» **RECORDS SUPPLIED**
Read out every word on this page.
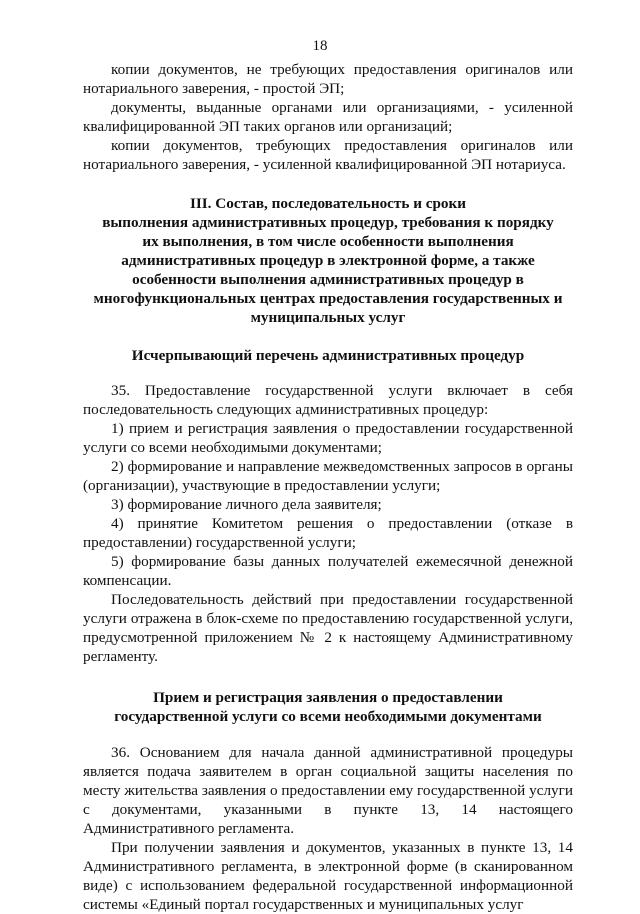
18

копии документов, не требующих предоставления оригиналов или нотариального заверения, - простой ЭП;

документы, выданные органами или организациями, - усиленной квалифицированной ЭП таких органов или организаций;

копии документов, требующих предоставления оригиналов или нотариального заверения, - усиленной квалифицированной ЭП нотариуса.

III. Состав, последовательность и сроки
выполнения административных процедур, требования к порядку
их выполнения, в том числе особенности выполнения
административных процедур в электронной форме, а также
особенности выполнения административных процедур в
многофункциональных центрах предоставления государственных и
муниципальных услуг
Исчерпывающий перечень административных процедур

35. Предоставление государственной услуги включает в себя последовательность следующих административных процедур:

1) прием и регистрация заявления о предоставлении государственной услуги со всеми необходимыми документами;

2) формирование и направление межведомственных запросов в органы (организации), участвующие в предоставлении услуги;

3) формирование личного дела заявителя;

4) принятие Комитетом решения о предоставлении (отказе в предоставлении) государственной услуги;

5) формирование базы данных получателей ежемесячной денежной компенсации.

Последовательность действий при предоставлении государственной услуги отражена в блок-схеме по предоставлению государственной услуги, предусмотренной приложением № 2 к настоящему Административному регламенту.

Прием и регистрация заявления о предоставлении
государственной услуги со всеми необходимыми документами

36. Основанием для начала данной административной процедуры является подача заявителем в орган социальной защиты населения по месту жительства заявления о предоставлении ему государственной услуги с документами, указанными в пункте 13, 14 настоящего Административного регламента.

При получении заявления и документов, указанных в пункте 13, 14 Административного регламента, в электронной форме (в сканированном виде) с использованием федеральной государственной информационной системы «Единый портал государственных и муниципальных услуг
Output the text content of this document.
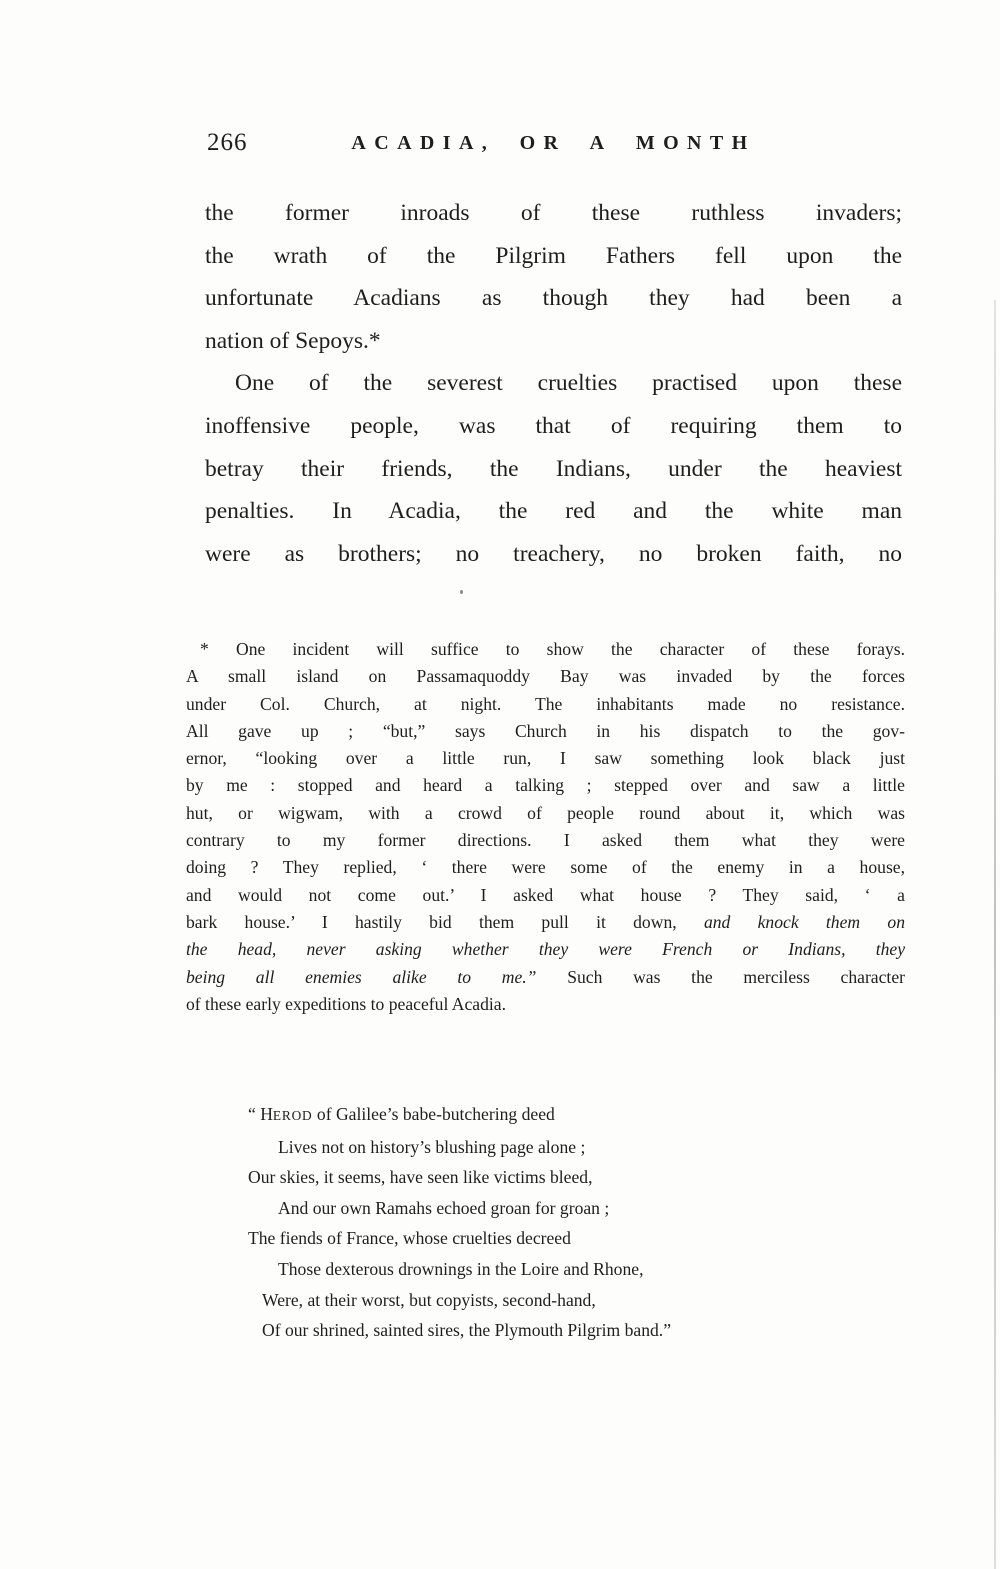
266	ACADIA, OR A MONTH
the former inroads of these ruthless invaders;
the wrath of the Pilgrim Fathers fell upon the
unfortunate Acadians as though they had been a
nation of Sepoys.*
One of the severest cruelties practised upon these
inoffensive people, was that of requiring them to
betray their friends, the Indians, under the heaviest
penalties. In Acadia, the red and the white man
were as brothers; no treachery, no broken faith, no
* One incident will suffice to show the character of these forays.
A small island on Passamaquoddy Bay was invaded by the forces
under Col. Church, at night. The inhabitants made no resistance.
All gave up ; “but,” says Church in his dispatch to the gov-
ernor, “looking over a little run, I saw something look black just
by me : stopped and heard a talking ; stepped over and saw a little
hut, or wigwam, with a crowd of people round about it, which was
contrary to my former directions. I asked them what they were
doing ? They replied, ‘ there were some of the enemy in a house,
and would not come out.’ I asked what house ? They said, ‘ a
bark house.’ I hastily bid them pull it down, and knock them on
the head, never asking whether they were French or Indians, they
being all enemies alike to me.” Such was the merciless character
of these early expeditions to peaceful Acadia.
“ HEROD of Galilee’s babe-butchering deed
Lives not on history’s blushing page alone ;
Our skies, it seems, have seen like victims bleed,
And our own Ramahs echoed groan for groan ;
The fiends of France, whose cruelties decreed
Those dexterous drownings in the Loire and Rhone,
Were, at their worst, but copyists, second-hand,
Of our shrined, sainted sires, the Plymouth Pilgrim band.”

» **JOB**
Quote the entries above word for word. Leave the images out.

» **ANSWER TO THE EXERCISE**
Read out every word on this page.
18

копии документов, не требующих предоставления оригиналов или нотариального заверения, - простой ЭП;

документы, выданные органами или организациями, - усиленной квалифицированной ЭП таких органов или организаций;

копии документов, требующих предоставления оригиналов или нотариального заверения, - усиленной квалифицированной ЭП нотариуса.

III. Состав, последовательность и сроки
выполнения административных процедур, требования к порядку
их выполнения, в том числе особенности выполнения
административных процедур в электронной форме, а также
особенности выполнения административных процедур в
многофункциональных центрах предоставления государственных и
муниципальных услуг
Исчерпывающий перечень административных процедур

35. Предоставление государственной услуги включает в себя последовательность следующих административных процедур:

1) прием и регистрация заявления о предоставлении государственной услуги со всеми необходимыми документами;

2) формирование и направление межведомственных запросов в органы (организации), участвующие в предоставлении услуги;

3) формирование личного дела заявителя;

4) принятие Комитетом решения о предоставлении (отказе в предоставлении) государственной услуги;

5) формирование базы данных получателей ежемесячной денежной компенсации.

Последовательность действий при предоставлении государственной услуги отражена в блок-схеме по предоставлению государственной услуги, предусмотренной приложением № 2 к настоящему Административному регламенту.

Прием и регистрация заявления о предоставлении
государственной услуги со всеми необходимыми документами

36. Основанием для начала данной административной процедуры является подача заявителем в орган социальной защиты населения по месту жительства заявления о предоставлении ему государственной услуги с документами, указанными в пункте 13, 14 настоящего Административного регламента.

При получении заявления и документов, указанных в пункте 13, 14 Административного регламента, в электронной форме (в сканированном виде) с использованием федеральной государственной информационной системы «Единый портал государственных и муниципальных услуг
Output the text content of this document.
266	ACADIA, OR A MONTH
the former inroads of these ruthless invaders;
the wrath of the Pilgrim Fathers fell upon the
unfortunate Acadians as though they had been a
nation of Sepoys.*
One of the severest cruelties practised upon these
inoffensive people, was that of requiring them to
betray their friends, the Indians, under the heaviest
penalties. In Acadia, the red and the white man
were as brothers; no treachery, no broken faith, no
* One incident will suffice to show the character of these forays.
A small island on Passamaquoddy Bay was invaded by the forces
under Col. Church, at night. The inhabitants made no resistance.
All gave up ; “but,” says Church in his dispatch to the gov-
ernor, “looking over a little run, I saw something look black just
by me : stopped and heard a talking ; stepped over and saw a little
hut, or wigwam, with a crowd of people round about it, which was
contrary to my former directions. I asked them what they were
doing ? They replied, ‘ there were some of the enemy in a house,
and would not come out.’ I asked what house ? They said, ‘ a
bark house.’ I hastily bid them pull it down, and knock them on
the head, never asking whether they were French or Indians, they
being all enemies alike to me.” Such was the merciless character
of these early expeditions to peaceful Acadia.
“ HEROD of Galilee’s babe-butchering deed
Lives not on history’s blushing page alone ;
Our skies, it seems, have seen like victims bleed,
And our own Ramahs echoed groan for groan ;
The fiends of France, whose cruelties decreed
Those dexterous drownings in the Loire and Rhone,
Were, at their worst, but copyists, second-hand,
Of our shrined, sainted sires, the Plymouth Pilgrim band.”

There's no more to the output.